**Task to complete:** Set out every line below as a Markdown table with the columns Row and Line, skipping blank lines and leaving out the pictures.

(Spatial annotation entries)
++++++++++++++++++++
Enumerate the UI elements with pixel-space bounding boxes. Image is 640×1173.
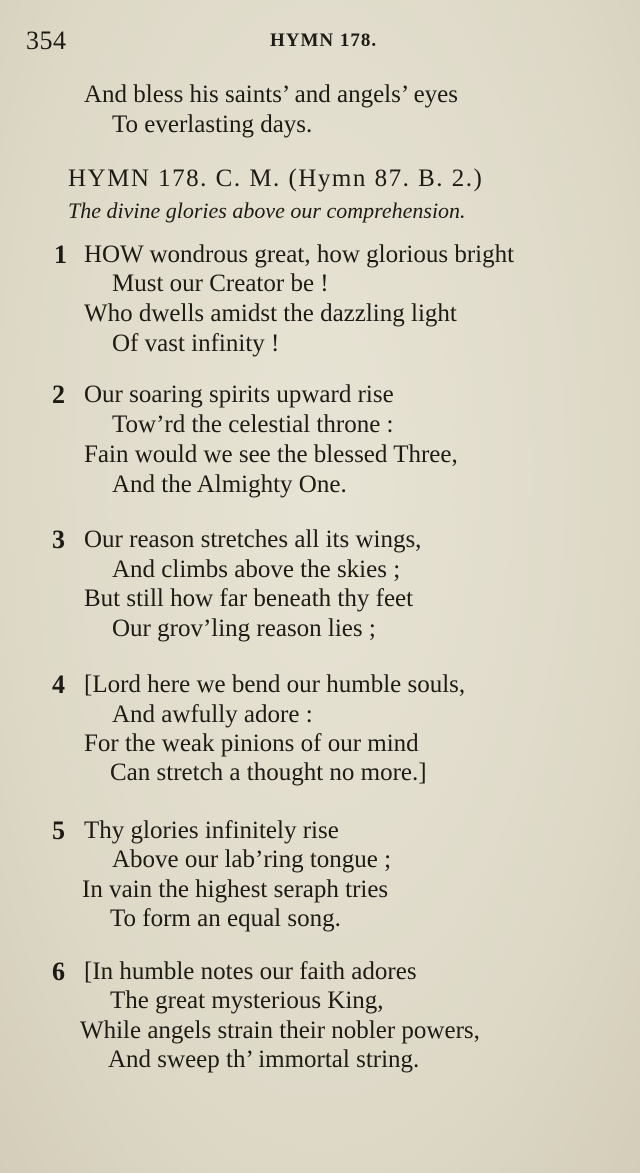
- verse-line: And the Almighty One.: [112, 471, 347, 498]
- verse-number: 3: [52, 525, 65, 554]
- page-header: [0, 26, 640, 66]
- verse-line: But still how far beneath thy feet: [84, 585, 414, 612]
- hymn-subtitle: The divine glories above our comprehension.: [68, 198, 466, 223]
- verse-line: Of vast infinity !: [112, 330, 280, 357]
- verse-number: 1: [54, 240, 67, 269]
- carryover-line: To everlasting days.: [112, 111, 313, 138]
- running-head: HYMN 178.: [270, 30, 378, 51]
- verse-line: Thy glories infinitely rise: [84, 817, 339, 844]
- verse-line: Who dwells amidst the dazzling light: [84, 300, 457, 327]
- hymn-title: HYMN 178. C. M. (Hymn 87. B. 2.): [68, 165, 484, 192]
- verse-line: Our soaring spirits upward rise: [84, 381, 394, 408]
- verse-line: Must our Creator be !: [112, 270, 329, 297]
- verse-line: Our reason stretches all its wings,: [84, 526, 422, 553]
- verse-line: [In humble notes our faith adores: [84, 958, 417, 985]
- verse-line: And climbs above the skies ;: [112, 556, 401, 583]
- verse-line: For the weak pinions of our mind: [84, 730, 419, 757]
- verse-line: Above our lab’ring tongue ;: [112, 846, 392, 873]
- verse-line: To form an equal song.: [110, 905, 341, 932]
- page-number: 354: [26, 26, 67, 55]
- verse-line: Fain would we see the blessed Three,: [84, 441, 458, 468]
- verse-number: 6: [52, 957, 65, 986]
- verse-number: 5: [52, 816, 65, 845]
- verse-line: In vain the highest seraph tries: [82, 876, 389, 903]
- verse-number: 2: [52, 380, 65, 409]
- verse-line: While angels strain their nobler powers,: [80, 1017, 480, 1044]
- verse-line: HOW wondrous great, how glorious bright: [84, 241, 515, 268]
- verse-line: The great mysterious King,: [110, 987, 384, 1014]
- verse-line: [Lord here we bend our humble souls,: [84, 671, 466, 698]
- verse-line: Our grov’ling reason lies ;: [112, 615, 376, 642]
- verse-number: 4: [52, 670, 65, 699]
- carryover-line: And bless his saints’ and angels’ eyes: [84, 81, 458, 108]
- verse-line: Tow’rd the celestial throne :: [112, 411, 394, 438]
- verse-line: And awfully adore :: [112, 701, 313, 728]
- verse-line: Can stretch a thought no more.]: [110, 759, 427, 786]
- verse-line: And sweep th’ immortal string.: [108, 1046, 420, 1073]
++++++++++++++++++++
**Task output:**
| Row | Line |
|---|---|
| 1 | Enumerate the UI elements with pixel-space bounding boxes. Image is 640×1173. |
| 2 | - verse-line: And the Almighty One.: [112, 471, 347, 498] |
| 3 | - verse-number: 3: [52, 525, 65, 554] |
| 4 | - page-header: [0, 26, 640, 66] |
| 5 | - verse-line: But still how far beneath thy feet: [84, 585, 414, 612] |
| 6 | - hymn-subtitle: The divine glories above our comprehension.: [68, 198, 466, 223] |
| 7 | - verse-line: Of vast infinity !: [112, 330, 280, 357] |
| 8 | - verse-number: 1: [54, 240, 67, 269] |
| 9 | - carryover-line: To everlasting days.: [112, 111, 313, 138] |
| 10 | - running-head: HYMN 178.: [270, 30, 378, 51] |
| 11 | - verse-line: Thy glories infinitely rise: [84, 817, 339, 844] |
| 12 | - verse-line: Who dwells amidst the dazzling light: [84, 300, 457, 327] |
| 13 | - hymn-title: HYMN 178. C. M. (Hymn 87. B. 2.): [68, 165, 484, 192] |
| 14 | - verse-line: Our soaring spirits upward rise: [84, 381, 394, 408] |
| 15 | - verse-line: Must our Creator be !: [112, 270, 329, 297] |
| 16 | - verse-line: Our reason stretches all its wings,: [84, 526, 422, 553] |
| 17 | - verse-line: [In humble notes our faith adores: [84, 958, 417, 985] |
| 18 | - verse-line: And climbs above the skies ;: [112, 556, 401, 583] |
| 19 | - verse-line: For the weak pinions of our mind: [84, 730, 419, 757] |
| 20 | - verse-line: Above our lab’ring tongue ;: [112, 846, 392, 873] |
| 21 | - verse-line: To form an equal song.: [110, 905, 341, 932] |
| 22 | - page-number: 354: [26, 26, 67, 55] |
| 23 | - verse-line: Fain would we see the blessed Three,: [84, 441, 458, 468] |
| 24 | - verse-number: 6: [52, 957, 65, 986] |
| 25 | - verse-number: 5: [52, 816, 65, 845] |
| 26 | - verse-line: In vain the highest seraph tries: [82, 876, 389, 903] |
| 27 | - verse-number: 2: [52, 380, 65, 409] |
| 28 | - verse-line: While angels strain their nobler powers,: [80, 1017, 480, 1044] |
| 29 | - verse-line: HOW wondrous great, how glorious bright: [84, 241, 515, 268] |
| 30 | - verse-line: The great mysterious King,: [110, 987, 384, 1014] |
| 31 | - verse-line: [Lord here we bend our humble souls,: [84, 671, 466, 698] |
| 32 | - verse-line: Our grov’ling reason lies ;: [112, 615, 376, 642] |
| 33 | - verse-number: 4: [52, 670, 65, 699] |
| 34 | - carryover-line: And bless his saints’ and angels’ eyes: [84, 81, 458, 108] |
| 35 | - verse-line: Tow’rd the celestial throne :: [112, 411, 394, 438] |
| 36 | - verse-line: And awfully adore :: [112, 701, 313, 728] |
| 37 | - verse-line: Can stretch a thought no more.]: [110, 759, 427, 786] |
| 38 | - verse-line: And sweep th’ immortal string.: [108, 1046, 420, 1073] |